--- BEGIN Selected extract ---

Soft sensors that boast the ‘human touch’ have long been the holy grail for makers of soft electronics, robotics and healthcare devices. However, the challenge is more than capturing a squeeze or a stretch; like our skin, such sensors should ideally be versatile enough to simultaneously detect not just the presence of pressure, but its degree, location and even the type of object creating it.
A team of researchers including Junhua Kong, a Senior Scientist at the A*STAR Institute of Materials Research and Engineering (A*STAR IMRE), has recently invented a new hydrogel-based sensor to do the job. “We aimed to create something that was as human-like as possible. Something simple, sensitive and multi-functional, yet not reliant on expensive materials or complex testing methods,” said Kong.
Drawing inspiration from nature, Kong and colleagues from A*STAR IMRE, the A*STAR Institute of High Performance Computing (A*STAR IHPC) and Nanyang Technological University’s School of Materials Science and Engineering, Singapore, fabricated a polymeric hydrogel made of polyvinyl alcohol reinforced with cellulose nanofibres (CNF) to mimic the elasticity of sponges and the structural toughness of wood. A freeze-casting technique gave the material long, one-way channels that allow water and ions to flow freely.

--- END Selected extract ---

Exercise aim: Extract the sentences of the hydrogel sensor passage from "Drawing inspiration from" to "to flow freely.", copying them word for word.

--- BEGIN Entries provided ---

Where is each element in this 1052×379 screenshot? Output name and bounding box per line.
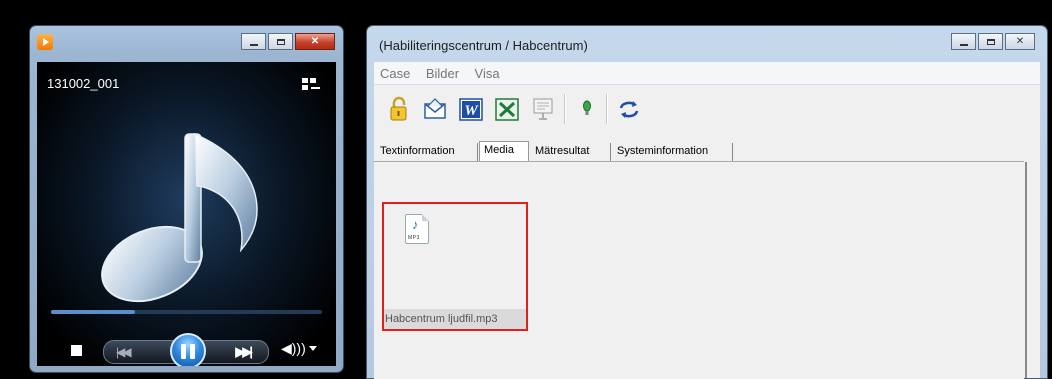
refresh-icon[interactable] [616,96,642,122]
email-icon[interactable] [422,96,448,122]
menu-case[interactable]: Case [374,62,415,81]
mp3-extension-label: MP3 [408,235,420,241]
presentation-icon[interactable] [530,96,556,122]
toolbar-separator [564,94,566,124]
panel-right-border [1025,162,1027,378]
next-track-button[interactable]: ▶▶| [235,344,253,360]
seek-progress [51,310,135,314]
media-file-item[interactable]: ♪ MP3 Habcentrum ljudfil.mp3 [382,202,528,331]
volume-dropdown-arrow[interactable] [309,346,317,351]
now-playing-screen: 131002_001 |◀◀ ▶▶| ◀))) [37,62,336,366]
pause-button[interactable] [170,333,206,366]
window-client-area: Case Bilder Visa W Textinformation Media… [374,62,1040,379]
window-title: (Habiliteringscentrum / Habcentrum) [379,38,588,53]
svg-text:W: W [464,103,479,119]
track-title: 131002_001 [47,76,120,91]
volume-icon[interactable]: ◀))) [281,340,306,357]
media-player-app-icon[interactable] [37,34,53,50]
maximize-button[interactable] [978,33,1003,50]
close-icon: ✕ [1015,36,1025,47]
menu-bar: Case Bilder Visa [374,62,1040,85]
toolbar-separator [606,94,608,124]
switch-to-library-icon[interactable] [302,78,320,92]
stop-button[interactable] [71,345,82,356]
close-button[interactable]: ✕ [1005,33,1035,50]
media-file-name: Habcentrum ljudfil.mp3 [384,309,526,329]
toolbar: W [374,86,1040,134]
excel-icon[interactable] [494,96,520,122]
menu-visa[interactable]: Visa [469,62,505,81]
previous-track-button[interactable]: |◀◀ [116,345,131,359]
maximize-button[interactable] [268,33,293,50]
tab-matresultat[interactable]: Mätresultat [531,143,611,161]
maximize-icon [276,38,285,45]
playback-controls: |◀◀ ▶▶| ◀))) [37,330,336,366]
tab-media[interactable]: Media [479,141,529,161]
minimize-button[interactable] [241,33,266,50]
player-caption-buttons: ✕ [241,33,335,50]
transport-bar: |◀◀ ▶▶| [103,333,269,366]
player-titlebar[interactable]: ✕ [30,26,343,62]
maximize-icon [986,38,995,45]
mp3-file-icon: ♪ MP3 [405,214,429,244]
hab-caption-buttons: ✕ [951,33,1035,50]
lock-icon[interactable] [386,96,412,122]
seek-bar[interactable] [51,310,322,314]
music-note-artwork [101,132,258,303]
habcentrum-window: (Habiliteringscentrum / Habcentrum) ✕ Ca… [367,26,1047,379]
menu-bilder[interactable]: Bilder [420,62,464,81]
tab-systeminformation[interactable]: Systeminformation [613,143,733,161]
word-icon[interactable]: W [458,96,484,122]
minimize-button[interactable] [951,33,976,50]
media-player-window: ✕ 131002_001 |◀◀ ▶▶| ◀))) [30,26,343,372]
close-button[interactable]: ✕ [295,33,335,50]
minimize-icon [959,43,968,46]
tab-textinformation[interactable]: Textinformation [376,143,478,161]
close-icon: ✕ [310,36,320,47]
lightbulb-icon[interactable] [574,96,600,122]
minimize-icon [249,43,258,46]
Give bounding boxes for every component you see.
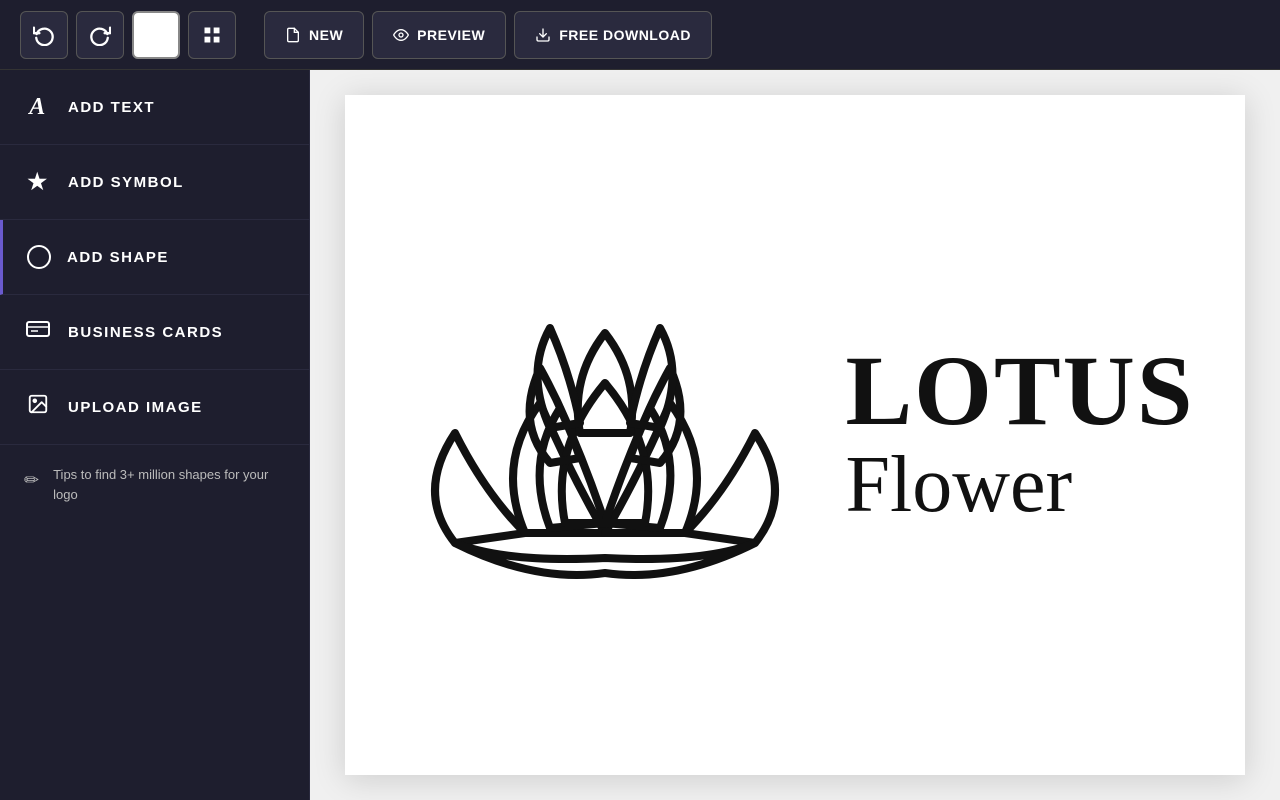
sidebar: A ADD TEXT ★ ADD SYMBOL ADD SHAPE BUSINE… (0, 70, 310, 800)
preview-label: PREVIEW (417, 27, 485, 43)
sidebar-item-add-symbol[interactable]: ★ ADD SYMBOL (0, 145, 309, 220)
canvas-area[interactable]: LOTUS Flower (310, 70, 1280, 800)
new-button[interactable]: NEW (264, 11, 364, 59)
sidebar-label-upload-image: UPLOAD IMAGE (68, 399, 203, 416)
color-swatch[interactable] (132, 11, 180, 59)
logo-text: LOTUS Flower (845, 341, 1194, 529)
grid-button[interactable] (188, 11, 236, 59)
canvas-content: LOTUS Flower (345, 95, 1245, 775)
logo-image (395, 263, 815, 608)
text-icon: A (24, 94, 52, 121)
tips-text: Tips to find 3+ million shapes for your … (53, 465, 285, 504)
sidebar-label-business-cards: BUSINESS CARDS (68, 324, 223, 341)
sidebar-item-add-text[interactable]: A ADD TEXT (0, 70, 309, 145)
preview-button[interactable]: PREVIEW (372, 11, 506, 59)
sidebar-item-upload-image[interactable]: UPLOAD IMAGE (0, 370, 309, 445)
download-label: FREE DOWNLOAD (559, 27, 691, 43)
canvas-board: LOTUS Flower (345, 95, 1245, 775)
download-button[interactable]: FREE DOWNLOAD (514, 11, 712, 59)
tips-icon: ✏ (24, 467, 39, 494)
main-area: A ADD TEXT ★ ADD SYMBOL ADD SHAPE BUSINE… (0, 70, 1280, 800)
business-cards-icon (24, 318, 52, 346)
toolbar: NEW PREVIEW FREE DOWNLOAD (0, 0, 1280, 70)
sidebar-label-add-shape: ADD SHAPE (67, 249, 169, 266)
logo-subtitle: Flower (845, 441, 1072, 529)
symbol-icon: ★ (24, 169, 52, 195)
logo-title: LOTUS (845, 341, 1194, 441)
new-label: NEW (309, 27, 343, 43)
shape-icon (27, 245, 51, 269)
sidebar-label-add-text: ADD TEXT (68, 99, 155, 116)
sidebar-label-add-symbol: ADD SYMBOL (68, 174, 184, 191)
undo-button[interactable] (20, 11, 68, 59)
upload-icon (24, 393, 52, 421)
sidebar-item-add-shape[interactable]: ADD SHAPE (0, 220, 309, 295)
sidebar-item-business-cards[interactable]: BUSINESS CARDS (0, 295, 309, 370)
sidebar-tips[interactable]: ✏ Tips to find 3+ million shapes for you… (0, 445, 309, 524)
redo-button[interactable] (76, 11, 124, 59)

--- END Entries provided ---

Completed exercise:
Drawing inspiration from nature, Kong and colleagues from A*STAR IMRE, the A*STAR Institute of High Performance Computing (A*STAR IHPC) and Nanyang Technological University’s School of Materials Science and Engineering, Singapore, fabricated a polymeric hydrogel made of polyvinyl alcohol reinforced with cellulose nanofibres (CNF) to mimic the elasticity of sponges and the structural toughness of wood. A freeze-casting technique gave the material long, one-way channels that allow water and ions to flow freely.